**Task prompt:**
Within the listing below, locate all lines containing the word "JSON". Copy each one.
*** Input
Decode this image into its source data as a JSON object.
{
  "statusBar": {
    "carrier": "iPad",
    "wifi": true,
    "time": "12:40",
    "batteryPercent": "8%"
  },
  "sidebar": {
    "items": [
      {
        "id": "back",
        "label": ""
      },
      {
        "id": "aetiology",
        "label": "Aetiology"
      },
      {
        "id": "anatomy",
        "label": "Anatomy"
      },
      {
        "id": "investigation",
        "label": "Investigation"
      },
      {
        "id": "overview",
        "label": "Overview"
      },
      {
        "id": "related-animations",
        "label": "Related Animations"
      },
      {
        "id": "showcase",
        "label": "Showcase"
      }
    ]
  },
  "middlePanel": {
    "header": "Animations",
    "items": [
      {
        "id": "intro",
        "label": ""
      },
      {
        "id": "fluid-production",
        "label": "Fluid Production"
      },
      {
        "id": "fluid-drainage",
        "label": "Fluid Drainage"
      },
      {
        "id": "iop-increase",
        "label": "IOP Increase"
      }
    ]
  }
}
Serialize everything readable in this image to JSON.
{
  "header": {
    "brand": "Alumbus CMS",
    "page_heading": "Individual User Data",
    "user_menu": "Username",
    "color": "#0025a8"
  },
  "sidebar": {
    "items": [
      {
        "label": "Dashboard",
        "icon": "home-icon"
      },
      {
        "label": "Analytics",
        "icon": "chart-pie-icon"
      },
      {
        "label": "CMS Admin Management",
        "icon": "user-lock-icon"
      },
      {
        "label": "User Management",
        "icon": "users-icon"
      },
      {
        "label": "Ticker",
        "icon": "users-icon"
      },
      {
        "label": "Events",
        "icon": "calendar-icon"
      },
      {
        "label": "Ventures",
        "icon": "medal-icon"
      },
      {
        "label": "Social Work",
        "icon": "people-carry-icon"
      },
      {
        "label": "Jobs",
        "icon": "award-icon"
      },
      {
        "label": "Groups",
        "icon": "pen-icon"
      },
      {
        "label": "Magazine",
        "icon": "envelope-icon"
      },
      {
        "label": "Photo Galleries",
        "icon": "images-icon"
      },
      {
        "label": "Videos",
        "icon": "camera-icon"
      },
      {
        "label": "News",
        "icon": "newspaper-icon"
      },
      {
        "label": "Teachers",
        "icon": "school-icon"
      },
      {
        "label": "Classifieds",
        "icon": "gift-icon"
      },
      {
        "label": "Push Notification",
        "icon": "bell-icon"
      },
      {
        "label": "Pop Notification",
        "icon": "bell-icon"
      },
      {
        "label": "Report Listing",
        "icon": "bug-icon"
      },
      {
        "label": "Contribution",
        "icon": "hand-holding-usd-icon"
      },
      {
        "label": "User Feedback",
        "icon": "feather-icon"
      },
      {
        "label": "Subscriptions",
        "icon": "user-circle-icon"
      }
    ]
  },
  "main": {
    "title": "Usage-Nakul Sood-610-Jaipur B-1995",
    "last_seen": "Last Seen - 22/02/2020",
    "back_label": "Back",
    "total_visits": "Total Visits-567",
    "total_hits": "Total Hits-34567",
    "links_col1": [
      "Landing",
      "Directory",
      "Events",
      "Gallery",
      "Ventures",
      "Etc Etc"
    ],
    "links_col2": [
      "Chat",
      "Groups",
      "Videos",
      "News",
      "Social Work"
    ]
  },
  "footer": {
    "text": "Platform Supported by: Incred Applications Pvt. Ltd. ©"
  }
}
******
**Exercise solution:**
Decode this image into its source data as a JSON object.
Serialize everything readable in this image to JSON.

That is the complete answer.